§ Given records
· · · · ·

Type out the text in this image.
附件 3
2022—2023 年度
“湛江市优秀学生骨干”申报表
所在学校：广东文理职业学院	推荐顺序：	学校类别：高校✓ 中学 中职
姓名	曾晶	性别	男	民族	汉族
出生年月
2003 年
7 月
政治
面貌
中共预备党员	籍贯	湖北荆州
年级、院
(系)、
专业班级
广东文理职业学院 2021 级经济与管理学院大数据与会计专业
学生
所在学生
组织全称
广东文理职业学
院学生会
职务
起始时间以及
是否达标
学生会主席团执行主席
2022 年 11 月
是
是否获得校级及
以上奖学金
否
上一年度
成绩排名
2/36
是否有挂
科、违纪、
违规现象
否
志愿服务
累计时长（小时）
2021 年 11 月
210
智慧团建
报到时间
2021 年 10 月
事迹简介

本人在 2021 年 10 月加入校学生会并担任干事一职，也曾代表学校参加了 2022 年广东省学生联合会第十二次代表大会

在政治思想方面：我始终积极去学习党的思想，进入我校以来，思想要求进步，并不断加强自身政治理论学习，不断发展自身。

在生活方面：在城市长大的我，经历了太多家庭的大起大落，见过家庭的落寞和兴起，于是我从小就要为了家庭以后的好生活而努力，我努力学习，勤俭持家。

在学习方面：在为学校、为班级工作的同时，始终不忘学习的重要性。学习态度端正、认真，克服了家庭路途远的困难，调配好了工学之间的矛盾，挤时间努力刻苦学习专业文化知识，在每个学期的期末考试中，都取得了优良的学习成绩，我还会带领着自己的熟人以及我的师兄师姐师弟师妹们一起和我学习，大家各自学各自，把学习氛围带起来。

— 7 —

· · · · ·

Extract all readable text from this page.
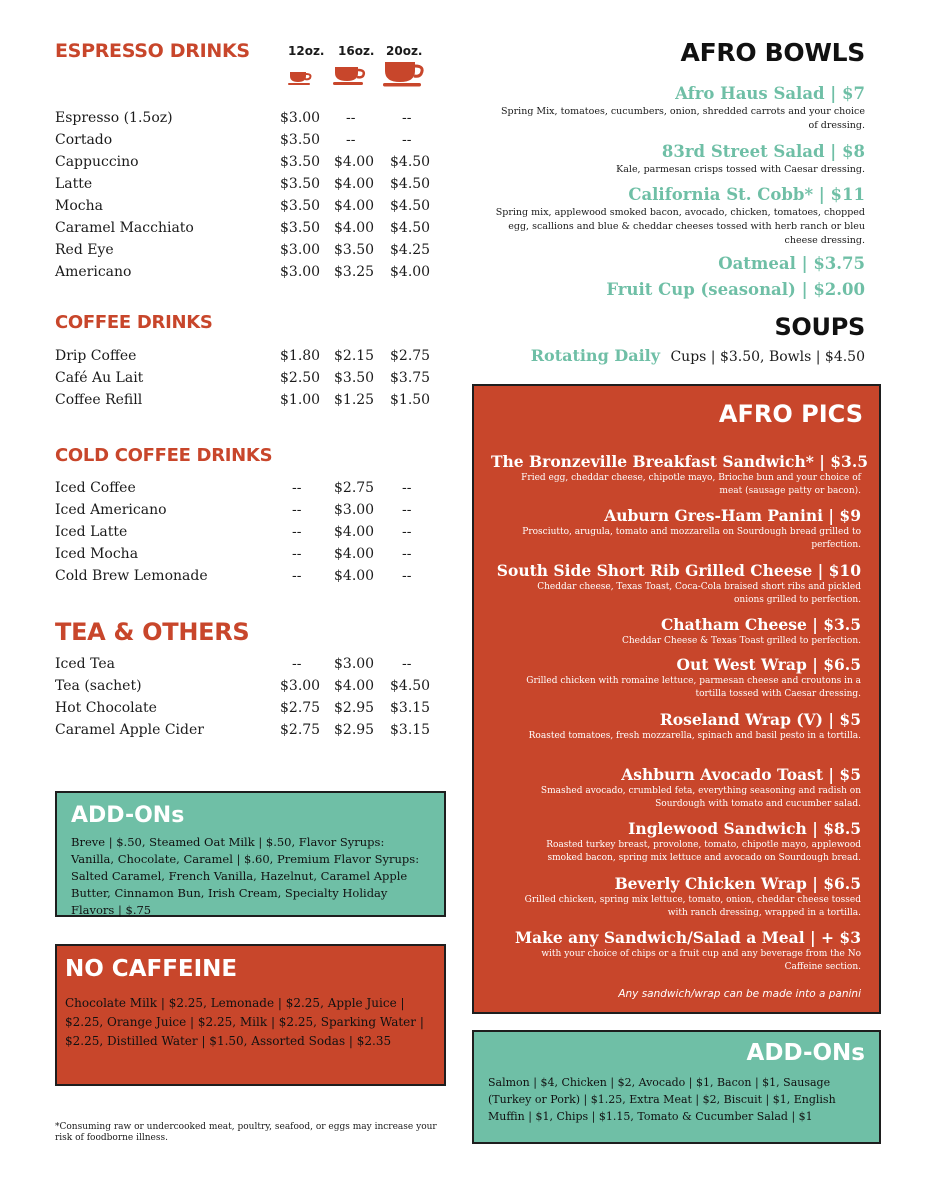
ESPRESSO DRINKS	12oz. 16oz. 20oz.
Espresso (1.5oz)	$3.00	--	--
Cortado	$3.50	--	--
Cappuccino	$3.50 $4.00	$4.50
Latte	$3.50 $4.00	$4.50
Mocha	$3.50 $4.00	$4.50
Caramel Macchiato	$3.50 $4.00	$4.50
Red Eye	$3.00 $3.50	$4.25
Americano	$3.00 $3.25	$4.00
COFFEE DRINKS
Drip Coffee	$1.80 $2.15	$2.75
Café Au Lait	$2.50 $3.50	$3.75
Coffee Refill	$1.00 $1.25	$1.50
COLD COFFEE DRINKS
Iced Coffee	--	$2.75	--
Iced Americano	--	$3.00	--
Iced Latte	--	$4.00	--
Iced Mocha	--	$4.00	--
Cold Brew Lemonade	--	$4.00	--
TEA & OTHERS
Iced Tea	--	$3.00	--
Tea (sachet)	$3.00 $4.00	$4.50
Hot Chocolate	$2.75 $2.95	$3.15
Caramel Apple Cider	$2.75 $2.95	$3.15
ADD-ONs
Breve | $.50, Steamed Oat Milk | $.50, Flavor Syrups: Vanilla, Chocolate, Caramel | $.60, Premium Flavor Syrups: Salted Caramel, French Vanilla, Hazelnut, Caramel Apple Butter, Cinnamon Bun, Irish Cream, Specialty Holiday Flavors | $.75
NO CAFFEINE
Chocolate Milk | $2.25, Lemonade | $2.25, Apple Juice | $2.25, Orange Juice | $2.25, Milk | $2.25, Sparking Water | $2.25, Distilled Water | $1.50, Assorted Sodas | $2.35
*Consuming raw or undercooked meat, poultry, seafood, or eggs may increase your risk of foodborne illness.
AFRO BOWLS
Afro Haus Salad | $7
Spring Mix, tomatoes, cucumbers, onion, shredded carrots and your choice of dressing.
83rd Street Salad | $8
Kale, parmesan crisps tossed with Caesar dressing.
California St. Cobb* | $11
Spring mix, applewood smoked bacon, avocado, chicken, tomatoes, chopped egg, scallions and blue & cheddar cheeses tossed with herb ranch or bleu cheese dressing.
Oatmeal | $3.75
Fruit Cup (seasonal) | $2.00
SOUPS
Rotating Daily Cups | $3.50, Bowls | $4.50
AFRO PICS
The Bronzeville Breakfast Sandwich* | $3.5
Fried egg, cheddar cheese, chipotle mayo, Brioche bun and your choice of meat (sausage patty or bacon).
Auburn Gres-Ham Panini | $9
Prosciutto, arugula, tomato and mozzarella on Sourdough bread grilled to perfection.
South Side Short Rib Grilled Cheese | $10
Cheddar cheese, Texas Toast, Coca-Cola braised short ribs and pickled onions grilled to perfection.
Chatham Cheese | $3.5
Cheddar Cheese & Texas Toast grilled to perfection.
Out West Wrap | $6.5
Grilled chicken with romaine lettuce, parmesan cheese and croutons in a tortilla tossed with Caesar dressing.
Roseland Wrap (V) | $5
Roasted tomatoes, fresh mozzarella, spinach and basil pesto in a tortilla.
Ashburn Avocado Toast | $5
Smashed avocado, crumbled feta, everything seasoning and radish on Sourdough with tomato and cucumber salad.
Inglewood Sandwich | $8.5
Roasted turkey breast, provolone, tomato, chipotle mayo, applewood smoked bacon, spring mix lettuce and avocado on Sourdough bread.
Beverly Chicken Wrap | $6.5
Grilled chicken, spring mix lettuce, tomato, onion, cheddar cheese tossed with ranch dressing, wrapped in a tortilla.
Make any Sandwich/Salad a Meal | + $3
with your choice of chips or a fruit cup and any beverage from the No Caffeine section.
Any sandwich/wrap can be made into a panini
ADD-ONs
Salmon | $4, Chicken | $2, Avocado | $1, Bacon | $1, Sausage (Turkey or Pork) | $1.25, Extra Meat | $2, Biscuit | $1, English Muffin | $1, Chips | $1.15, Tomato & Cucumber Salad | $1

· · · · ·

§ Work required
Which lines in the data above contain "chipotle"? Show each one.

§ Finished task
Fried egg, cheddar cheese, chipotle mayo, Brioche bun and your choice of meat (sausage patty or bacon).
Roasted turkey breast, provolone, tomato, chipotle mayo, applewood smoked bacon, spring mix lettuce and avocado on Sourdough bread.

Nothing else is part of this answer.